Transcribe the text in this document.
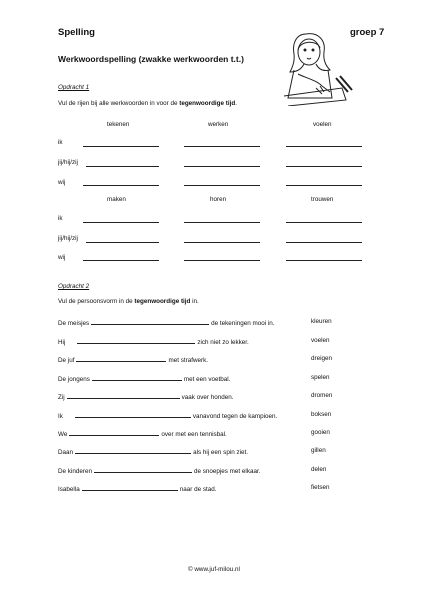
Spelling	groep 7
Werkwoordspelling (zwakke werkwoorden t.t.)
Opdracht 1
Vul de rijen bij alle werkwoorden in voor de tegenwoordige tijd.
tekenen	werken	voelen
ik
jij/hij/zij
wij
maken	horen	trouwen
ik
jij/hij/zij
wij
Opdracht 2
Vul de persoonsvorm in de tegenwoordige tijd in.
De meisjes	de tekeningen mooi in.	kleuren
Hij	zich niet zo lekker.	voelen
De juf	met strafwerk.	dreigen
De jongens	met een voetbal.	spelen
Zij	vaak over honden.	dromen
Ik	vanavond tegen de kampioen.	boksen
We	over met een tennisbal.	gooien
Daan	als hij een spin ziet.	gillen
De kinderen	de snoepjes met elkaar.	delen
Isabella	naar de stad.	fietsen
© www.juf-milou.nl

________________________

**Goal:**
Leave out the pictures and copy the rest of the material above exactly.

**Answer to this exercise:**
Transcribe the text in this document.
Spelling	groep 7
Werkwoordspelling (zwakke werkwoorden t.t.)
Opdracht 1
Vul de rijen bij alle werkwoorden in voor de tegenwoordige tijd.
tekenen	werken	voelen
ik
jij/hij/zij
wij
maken	horen	trouwen
ik
jij/hij/zij
wij
Opdracht 2
Vul de persoonsvorm in de tegenwoordige tijd in.
De meisjes	de tekeningen mooi in.	kleuren
Hij	zich niet zo lekker.	voelen
De juf	met strafwerk.	dreigen
De jongens	met een voetbal.	spelen
Zij	vaak over honden.	dromen
Ik	vanavond tegen de kampioen.	boksen
We	over met een tennisbal.	gooien
Daan	als hij een spin ziet.	gillen
De kinderen	de snoepjes met elkaar.	delen
Isabella	naar de stad.	fietsen
© www.juf-milou.nl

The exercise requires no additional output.